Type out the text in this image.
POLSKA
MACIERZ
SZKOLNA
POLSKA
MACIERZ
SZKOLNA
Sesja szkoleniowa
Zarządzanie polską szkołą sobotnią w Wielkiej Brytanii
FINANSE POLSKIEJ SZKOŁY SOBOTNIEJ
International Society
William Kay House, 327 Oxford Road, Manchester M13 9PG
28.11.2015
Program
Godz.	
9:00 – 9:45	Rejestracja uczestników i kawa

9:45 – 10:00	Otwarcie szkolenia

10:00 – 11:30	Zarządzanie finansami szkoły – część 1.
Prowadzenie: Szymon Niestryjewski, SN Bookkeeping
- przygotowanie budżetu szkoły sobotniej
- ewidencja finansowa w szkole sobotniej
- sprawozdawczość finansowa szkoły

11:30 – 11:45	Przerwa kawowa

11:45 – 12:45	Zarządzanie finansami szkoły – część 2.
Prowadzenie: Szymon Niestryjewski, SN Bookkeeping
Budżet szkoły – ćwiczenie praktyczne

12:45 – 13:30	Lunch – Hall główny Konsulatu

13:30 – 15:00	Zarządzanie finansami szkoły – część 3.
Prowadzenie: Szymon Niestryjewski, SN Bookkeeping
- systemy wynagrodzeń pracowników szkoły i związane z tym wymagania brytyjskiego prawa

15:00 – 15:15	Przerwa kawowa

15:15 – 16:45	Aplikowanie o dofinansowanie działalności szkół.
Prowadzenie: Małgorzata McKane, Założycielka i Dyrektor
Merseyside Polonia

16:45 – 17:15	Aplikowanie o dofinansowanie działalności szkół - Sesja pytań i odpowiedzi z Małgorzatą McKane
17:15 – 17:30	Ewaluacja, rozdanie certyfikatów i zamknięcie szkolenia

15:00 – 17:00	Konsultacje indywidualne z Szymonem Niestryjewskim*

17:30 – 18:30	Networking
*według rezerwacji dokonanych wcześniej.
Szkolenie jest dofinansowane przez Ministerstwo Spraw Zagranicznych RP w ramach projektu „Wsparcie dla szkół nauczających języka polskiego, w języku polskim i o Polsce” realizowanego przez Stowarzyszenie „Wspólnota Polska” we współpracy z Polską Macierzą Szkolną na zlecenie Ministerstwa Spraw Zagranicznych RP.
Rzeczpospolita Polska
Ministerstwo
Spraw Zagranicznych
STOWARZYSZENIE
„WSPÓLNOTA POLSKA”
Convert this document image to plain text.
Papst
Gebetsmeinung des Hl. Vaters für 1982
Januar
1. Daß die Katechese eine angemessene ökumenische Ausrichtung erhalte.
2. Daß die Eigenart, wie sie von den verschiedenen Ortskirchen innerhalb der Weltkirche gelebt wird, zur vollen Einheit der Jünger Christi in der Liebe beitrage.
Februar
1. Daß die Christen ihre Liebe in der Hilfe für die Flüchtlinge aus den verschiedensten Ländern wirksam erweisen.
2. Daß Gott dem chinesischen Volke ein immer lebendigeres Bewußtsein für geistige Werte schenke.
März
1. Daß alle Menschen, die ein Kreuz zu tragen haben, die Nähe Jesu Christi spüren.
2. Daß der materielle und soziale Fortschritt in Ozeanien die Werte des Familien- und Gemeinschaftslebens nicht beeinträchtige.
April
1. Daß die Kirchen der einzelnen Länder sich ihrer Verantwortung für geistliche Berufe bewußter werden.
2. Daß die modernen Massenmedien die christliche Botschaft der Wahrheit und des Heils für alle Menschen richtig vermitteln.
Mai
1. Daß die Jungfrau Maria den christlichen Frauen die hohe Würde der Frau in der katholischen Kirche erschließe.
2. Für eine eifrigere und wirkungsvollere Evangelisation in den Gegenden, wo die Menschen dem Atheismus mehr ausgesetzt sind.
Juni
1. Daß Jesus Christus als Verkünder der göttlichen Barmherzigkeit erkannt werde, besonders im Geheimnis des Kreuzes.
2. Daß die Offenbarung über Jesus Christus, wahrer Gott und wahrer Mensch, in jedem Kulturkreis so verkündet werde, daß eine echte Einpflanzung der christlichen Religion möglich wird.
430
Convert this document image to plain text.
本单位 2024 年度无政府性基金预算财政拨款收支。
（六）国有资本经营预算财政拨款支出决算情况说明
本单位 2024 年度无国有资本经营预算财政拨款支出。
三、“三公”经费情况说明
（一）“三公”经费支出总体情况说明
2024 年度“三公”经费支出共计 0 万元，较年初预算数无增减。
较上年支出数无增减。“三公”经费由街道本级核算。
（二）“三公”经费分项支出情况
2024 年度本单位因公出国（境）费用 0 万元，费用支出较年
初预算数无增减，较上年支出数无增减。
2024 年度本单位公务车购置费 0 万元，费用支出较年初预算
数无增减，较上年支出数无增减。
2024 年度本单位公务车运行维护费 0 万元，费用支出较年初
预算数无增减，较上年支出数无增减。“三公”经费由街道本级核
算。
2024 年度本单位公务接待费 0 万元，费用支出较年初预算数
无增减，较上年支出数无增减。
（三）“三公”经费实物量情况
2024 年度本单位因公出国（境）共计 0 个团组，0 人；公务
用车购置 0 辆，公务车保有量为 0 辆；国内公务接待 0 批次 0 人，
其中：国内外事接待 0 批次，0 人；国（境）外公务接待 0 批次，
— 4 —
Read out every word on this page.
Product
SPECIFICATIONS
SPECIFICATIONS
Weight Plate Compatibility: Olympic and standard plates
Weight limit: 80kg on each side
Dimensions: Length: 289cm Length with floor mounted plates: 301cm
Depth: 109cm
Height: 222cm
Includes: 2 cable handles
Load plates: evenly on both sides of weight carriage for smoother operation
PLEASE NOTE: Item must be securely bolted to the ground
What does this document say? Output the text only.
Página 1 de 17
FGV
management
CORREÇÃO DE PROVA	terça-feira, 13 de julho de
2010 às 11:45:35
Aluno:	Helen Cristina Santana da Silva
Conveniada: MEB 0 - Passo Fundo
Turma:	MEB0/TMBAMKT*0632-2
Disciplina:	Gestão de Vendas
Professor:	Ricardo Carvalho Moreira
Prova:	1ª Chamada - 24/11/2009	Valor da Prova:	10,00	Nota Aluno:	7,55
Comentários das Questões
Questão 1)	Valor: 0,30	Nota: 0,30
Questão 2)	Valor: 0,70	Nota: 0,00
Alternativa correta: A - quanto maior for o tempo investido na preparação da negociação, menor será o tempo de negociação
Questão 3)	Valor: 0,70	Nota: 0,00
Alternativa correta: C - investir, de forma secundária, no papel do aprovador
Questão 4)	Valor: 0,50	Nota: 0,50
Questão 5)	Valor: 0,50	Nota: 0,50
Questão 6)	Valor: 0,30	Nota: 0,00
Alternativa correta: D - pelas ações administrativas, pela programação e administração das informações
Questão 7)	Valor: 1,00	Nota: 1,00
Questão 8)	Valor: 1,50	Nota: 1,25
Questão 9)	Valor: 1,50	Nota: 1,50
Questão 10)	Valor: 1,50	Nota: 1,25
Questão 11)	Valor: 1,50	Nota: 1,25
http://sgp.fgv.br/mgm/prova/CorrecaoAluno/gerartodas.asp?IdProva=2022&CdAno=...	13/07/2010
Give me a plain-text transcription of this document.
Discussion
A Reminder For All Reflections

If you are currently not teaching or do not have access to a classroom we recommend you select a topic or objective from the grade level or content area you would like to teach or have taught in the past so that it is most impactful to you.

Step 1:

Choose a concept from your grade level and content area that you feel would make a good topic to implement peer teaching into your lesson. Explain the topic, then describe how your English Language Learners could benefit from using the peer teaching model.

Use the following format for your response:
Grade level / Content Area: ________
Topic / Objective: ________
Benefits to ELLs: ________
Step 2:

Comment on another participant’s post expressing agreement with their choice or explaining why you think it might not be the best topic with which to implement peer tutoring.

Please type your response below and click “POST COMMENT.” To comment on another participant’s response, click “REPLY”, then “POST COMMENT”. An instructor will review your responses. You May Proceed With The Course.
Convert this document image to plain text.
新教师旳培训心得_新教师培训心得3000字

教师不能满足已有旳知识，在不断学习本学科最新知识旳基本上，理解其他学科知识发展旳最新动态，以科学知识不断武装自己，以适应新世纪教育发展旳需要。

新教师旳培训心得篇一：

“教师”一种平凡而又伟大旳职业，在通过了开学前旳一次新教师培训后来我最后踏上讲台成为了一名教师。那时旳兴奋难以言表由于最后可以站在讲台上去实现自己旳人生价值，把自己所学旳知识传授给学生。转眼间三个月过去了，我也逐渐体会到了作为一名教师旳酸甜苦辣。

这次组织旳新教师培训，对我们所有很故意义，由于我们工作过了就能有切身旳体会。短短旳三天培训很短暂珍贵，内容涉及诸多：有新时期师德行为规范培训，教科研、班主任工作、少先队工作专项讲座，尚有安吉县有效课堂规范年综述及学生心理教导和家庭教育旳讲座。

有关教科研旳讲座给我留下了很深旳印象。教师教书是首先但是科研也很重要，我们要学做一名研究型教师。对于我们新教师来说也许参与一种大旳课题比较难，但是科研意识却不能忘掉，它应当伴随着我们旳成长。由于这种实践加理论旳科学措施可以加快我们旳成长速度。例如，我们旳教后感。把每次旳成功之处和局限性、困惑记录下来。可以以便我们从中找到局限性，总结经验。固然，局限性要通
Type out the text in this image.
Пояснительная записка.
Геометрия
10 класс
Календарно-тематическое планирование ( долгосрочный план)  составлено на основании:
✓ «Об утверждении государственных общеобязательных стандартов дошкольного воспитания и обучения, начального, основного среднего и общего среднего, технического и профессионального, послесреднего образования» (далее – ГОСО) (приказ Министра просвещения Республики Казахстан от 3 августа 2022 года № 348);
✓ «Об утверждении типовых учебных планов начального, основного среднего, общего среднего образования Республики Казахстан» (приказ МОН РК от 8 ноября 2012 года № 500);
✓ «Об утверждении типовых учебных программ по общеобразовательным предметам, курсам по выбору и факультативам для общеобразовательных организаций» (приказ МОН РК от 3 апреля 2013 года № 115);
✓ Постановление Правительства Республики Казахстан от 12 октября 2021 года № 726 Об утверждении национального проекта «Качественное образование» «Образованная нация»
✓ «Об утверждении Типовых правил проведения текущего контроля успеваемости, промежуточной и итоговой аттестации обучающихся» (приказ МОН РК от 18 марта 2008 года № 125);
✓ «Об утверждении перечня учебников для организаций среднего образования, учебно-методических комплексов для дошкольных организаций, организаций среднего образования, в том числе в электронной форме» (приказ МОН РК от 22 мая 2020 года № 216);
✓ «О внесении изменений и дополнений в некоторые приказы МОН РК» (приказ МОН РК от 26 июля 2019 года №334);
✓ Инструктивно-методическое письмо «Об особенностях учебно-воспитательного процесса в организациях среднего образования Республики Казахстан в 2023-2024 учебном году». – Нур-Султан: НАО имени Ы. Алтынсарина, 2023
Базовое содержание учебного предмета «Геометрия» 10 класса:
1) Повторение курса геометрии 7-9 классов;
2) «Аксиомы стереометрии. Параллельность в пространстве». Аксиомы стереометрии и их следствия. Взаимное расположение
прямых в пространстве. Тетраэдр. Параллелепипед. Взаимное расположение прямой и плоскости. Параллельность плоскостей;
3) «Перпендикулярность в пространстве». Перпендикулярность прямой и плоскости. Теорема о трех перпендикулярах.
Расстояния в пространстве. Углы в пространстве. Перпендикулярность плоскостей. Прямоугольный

Task directions ▸ Your task is to gather all lines from the entries above that hold the word "then".

Response to this exercise ▸
Choose a concept from your grade level and content area that you feel would make a good topic to implement peer teaching into your lesson. Explain the topic, then describe how your English Language Learners could benefit from using the peer teaching model.
Please type your response below and click “POST COMMENT.” To comment on another participant’s response, click “REPLY”, then “POST COMMENT”. An instructor will review your responses. You May Proceed With The Course.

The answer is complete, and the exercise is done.